**RECORDS TO PROCESS:**
** Begin **
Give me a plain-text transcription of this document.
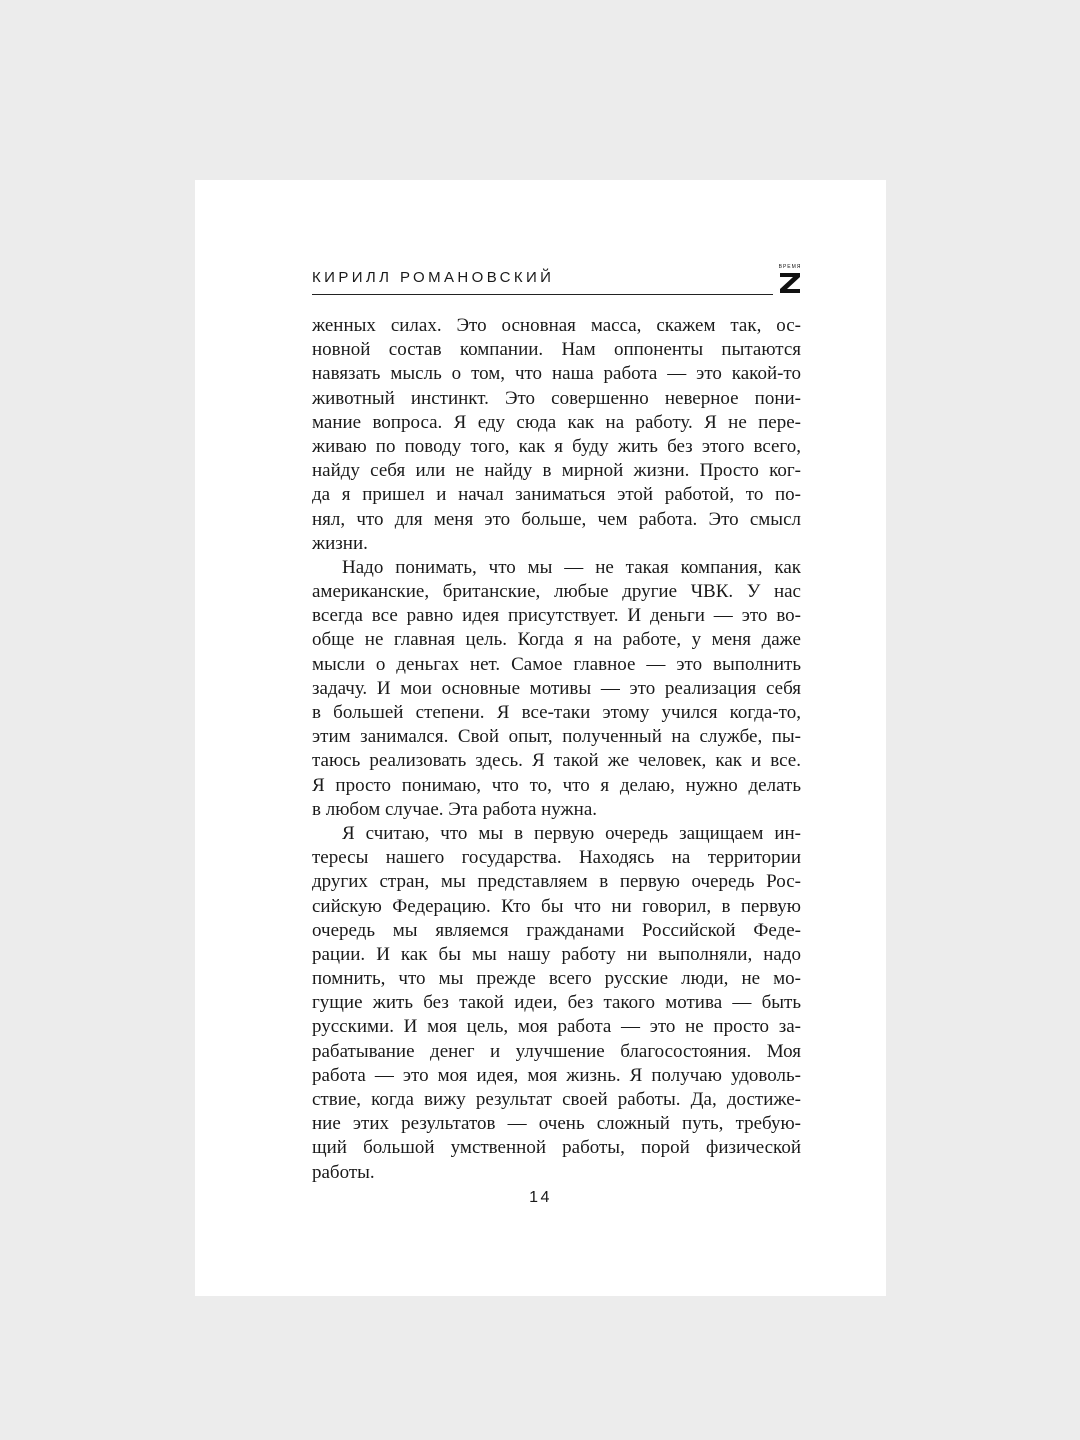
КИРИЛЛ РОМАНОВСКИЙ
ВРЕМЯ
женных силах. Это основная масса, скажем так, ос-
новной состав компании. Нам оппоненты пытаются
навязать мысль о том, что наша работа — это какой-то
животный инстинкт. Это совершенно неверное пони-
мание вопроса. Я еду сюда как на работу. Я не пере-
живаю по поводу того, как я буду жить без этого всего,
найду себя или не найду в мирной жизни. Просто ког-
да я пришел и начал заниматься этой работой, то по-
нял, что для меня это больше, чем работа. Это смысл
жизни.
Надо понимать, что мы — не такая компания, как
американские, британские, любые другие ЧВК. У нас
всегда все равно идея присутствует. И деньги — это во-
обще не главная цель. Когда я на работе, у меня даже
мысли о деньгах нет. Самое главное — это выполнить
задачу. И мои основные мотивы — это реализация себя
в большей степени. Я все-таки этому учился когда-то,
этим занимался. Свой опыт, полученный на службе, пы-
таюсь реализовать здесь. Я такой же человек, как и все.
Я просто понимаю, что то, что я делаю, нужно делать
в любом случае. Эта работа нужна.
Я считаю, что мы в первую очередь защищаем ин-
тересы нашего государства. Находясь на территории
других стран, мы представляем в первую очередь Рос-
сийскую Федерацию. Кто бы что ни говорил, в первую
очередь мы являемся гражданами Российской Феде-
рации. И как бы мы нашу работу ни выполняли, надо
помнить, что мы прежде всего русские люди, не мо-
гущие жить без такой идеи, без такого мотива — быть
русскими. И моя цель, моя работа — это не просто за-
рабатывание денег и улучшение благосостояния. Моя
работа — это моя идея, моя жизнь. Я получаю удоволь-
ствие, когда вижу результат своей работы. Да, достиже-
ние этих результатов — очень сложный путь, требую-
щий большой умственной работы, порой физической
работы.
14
** End **
**WHAT IS EXPECTED:**
Quote the records in full and exactly; skip any image.

**TASK RESULT:**
Give me a plain-text transcription of this document.
КИРИЛЛ РОМАНОВСКИЙ
ВРЕМЯ
женных силах. Это основная масса, скажем так, ос-
новной состав компании. Нам оппоненты пытаются
навязать мысль о том, что наша работа — это какой-то
животный инстинкт. Это совершенно неверное пони-
мание вопроса. Я еду сюда как на работу. Я не пере-
живаю по поводу того, как я буду жить без этого всего,
найду себя или не найду в мирной жизни. Просто ког-
да я пришел и начал заниматься этой работой, то по-
нял, что для меня это больше, чем работа. Это смысл
жизни.
Надо понимать, что мы — не такая компания, как
американские, британские, любые другие ЧВК. У нас
всегда все равно идея присутствует. И деньги — это во-
обще не главная цель. Когда я на работе, у меня даже
мысли о деньгах нет. Самое главное — это выполнить
задачу. И мои основные мотивы — это реализация себя
в большей степени. Я все-таки этому учился когда-то,
этим занимался. Свой опыт, полученный на службе, пы-
таюсь реализовать здесь. Я такой же человек, как и все.
Я просто понимаю, что то, что я делаю, нужно делать
в любом случае. Эта работа нужна.
Я считаю, что мы в первую очередь защищаем ин-
тересы нашего государства. Находясь на территории
других стран, мы представляем в первую очередь Рос-
сийскую Федерацию. Кто бы что ни говорил, в первую
очередь мы являемся гражданами Российской Феде-
рации. И как бы мы нашу работу ни выполняли, надо
помнить, что мы прежде всего русские люди, не мо-
гущие жить без такой идеи, без такого мотива — быть
русскими. И моя цель, моя работа — это не просто за-
рабатывание денег и улучшение благосостояния. Моя
работа — это моя идея, моя жизнь. Я получаю удоволь-
ствие, когда вижу результат своей работы. Да, достиже-
ние этих результатов — очень сложный путь, требую-
щий большой умственной работы, порой физической
работы.
14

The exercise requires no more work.